▸ **Aim**
For the material that follows, list every line containing the word "icon".

────────────────────

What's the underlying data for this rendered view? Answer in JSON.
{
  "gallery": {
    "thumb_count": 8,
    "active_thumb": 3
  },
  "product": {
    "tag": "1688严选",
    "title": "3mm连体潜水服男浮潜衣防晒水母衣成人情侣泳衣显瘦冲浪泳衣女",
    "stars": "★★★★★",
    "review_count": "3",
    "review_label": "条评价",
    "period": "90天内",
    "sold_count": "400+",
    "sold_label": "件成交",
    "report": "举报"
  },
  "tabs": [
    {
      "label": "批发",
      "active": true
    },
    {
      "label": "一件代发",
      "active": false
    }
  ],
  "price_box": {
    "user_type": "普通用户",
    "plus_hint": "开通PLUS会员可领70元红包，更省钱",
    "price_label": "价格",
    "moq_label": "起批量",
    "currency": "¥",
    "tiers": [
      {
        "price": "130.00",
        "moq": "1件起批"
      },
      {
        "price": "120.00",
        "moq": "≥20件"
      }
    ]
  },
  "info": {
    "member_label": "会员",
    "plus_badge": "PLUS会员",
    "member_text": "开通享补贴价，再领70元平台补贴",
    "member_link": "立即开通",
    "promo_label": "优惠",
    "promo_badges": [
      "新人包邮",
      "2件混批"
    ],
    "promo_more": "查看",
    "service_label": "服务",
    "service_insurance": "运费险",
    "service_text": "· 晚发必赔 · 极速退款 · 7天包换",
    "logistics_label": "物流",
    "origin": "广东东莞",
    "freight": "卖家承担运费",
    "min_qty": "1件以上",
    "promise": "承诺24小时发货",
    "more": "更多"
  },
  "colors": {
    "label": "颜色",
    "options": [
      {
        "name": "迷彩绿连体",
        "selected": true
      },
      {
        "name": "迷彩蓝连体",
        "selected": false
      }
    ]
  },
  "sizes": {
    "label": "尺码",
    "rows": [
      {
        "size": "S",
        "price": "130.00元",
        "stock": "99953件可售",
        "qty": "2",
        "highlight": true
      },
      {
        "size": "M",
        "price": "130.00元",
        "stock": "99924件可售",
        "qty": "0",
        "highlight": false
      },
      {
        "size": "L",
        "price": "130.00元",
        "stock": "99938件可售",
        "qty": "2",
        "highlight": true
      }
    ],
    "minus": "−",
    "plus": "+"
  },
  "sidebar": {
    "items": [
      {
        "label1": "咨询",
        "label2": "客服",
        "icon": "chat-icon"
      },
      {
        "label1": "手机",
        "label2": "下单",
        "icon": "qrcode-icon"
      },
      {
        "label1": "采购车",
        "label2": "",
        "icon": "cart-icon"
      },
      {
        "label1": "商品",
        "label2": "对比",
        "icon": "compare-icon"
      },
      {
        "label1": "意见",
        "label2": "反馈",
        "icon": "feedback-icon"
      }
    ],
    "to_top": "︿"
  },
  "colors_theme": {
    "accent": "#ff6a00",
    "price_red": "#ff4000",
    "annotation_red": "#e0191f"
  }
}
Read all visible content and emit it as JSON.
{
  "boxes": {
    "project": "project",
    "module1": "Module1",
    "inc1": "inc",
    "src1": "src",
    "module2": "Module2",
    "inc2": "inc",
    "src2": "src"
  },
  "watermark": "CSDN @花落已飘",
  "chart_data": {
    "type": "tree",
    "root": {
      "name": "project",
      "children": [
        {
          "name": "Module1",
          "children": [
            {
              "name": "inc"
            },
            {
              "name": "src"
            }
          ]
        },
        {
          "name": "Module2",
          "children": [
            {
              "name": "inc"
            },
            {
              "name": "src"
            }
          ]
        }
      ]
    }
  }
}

────────────────────

▸ **Worked answer**
        "icon": "chat-icon"
        "icon": "qrcode-icon"
        "icon": "cart-icon"
        "icon": "compare-icon"
        "icon": "feedback-icon"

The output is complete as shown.